> **TO BE DONE**
Take every line from the listing below that includes "Patient" and copy it.

═══

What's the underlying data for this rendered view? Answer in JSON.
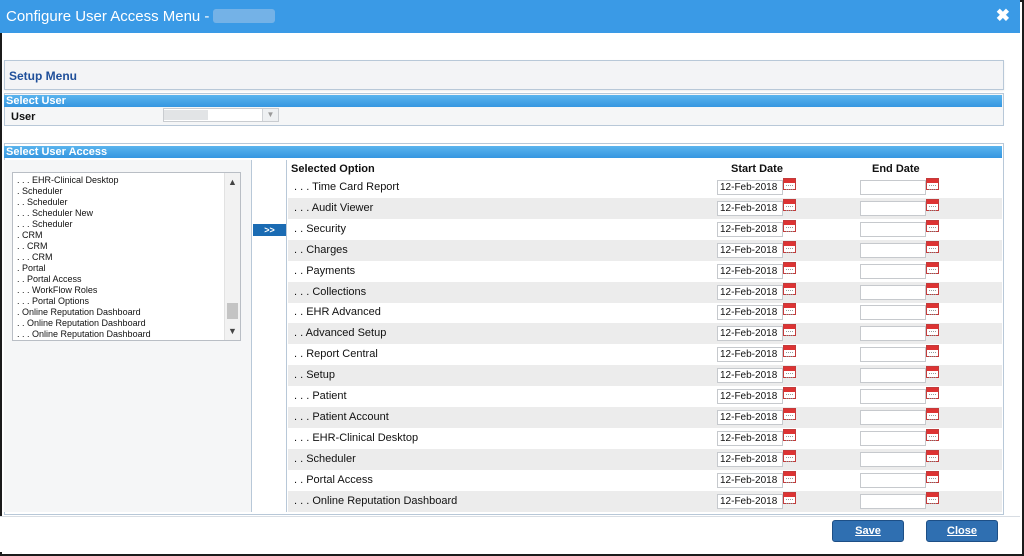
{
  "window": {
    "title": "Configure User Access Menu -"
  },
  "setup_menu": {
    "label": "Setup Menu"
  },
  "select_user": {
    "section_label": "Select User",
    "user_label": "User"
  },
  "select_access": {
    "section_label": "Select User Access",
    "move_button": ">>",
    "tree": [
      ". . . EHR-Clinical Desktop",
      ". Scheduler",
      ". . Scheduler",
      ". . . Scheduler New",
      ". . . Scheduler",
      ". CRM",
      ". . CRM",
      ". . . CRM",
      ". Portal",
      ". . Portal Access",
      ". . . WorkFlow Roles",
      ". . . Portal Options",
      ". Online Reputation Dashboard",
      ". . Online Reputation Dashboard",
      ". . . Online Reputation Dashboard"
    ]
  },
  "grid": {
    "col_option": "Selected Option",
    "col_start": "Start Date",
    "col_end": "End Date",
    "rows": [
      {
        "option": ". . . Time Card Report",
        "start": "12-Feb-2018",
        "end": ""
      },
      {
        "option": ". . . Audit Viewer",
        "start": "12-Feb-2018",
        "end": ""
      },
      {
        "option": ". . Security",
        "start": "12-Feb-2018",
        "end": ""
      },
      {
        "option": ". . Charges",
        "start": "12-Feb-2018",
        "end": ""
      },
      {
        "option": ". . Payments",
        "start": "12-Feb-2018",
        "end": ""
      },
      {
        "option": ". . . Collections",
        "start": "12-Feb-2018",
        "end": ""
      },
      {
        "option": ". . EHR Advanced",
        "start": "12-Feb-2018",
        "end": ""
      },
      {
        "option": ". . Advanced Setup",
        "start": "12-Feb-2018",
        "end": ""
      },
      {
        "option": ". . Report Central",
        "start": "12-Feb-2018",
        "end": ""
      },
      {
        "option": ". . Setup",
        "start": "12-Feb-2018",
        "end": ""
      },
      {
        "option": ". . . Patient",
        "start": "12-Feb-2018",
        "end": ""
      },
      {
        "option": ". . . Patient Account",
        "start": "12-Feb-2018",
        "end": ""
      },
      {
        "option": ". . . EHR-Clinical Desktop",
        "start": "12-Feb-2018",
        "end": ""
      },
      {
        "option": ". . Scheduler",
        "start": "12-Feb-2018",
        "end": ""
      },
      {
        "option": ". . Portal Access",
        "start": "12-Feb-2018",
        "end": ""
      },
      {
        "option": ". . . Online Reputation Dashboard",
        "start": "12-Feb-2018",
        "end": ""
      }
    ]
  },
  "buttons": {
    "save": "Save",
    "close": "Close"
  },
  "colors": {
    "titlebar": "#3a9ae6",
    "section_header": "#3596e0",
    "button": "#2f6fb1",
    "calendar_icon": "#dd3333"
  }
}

═══

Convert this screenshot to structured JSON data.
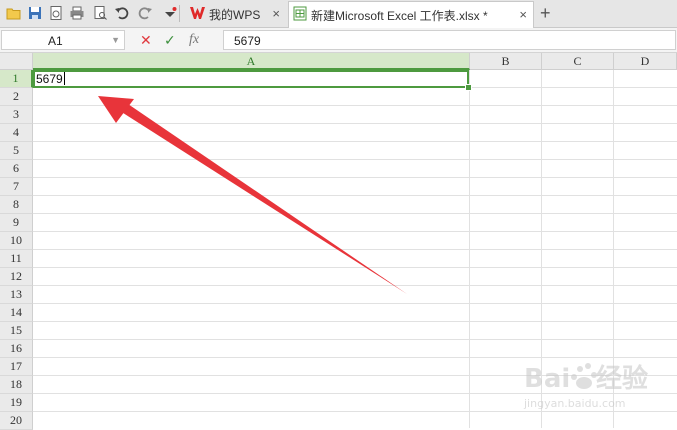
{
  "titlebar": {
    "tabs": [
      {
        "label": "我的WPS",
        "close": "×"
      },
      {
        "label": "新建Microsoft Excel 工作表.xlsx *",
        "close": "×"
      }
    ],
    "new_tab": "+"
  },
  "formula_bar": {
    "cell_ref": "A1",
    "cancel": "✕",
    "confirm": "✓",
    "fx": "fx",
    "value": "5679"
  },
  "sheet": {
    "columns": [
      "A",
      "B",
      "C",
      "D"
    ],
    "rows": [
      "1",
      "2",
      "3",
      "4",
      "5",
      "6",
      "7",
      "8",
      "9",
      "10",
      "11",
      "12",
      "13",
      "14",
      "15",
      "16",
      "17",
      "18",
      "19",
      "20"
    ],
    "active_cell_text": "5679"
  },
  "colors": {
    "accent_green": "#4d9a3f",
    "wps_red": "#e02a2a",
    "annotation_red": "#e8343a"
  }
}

═══

> **ANSWER TO THIS PROBLEM**
        "option": ". . . Patient",
        "option": ". . . Patient Account",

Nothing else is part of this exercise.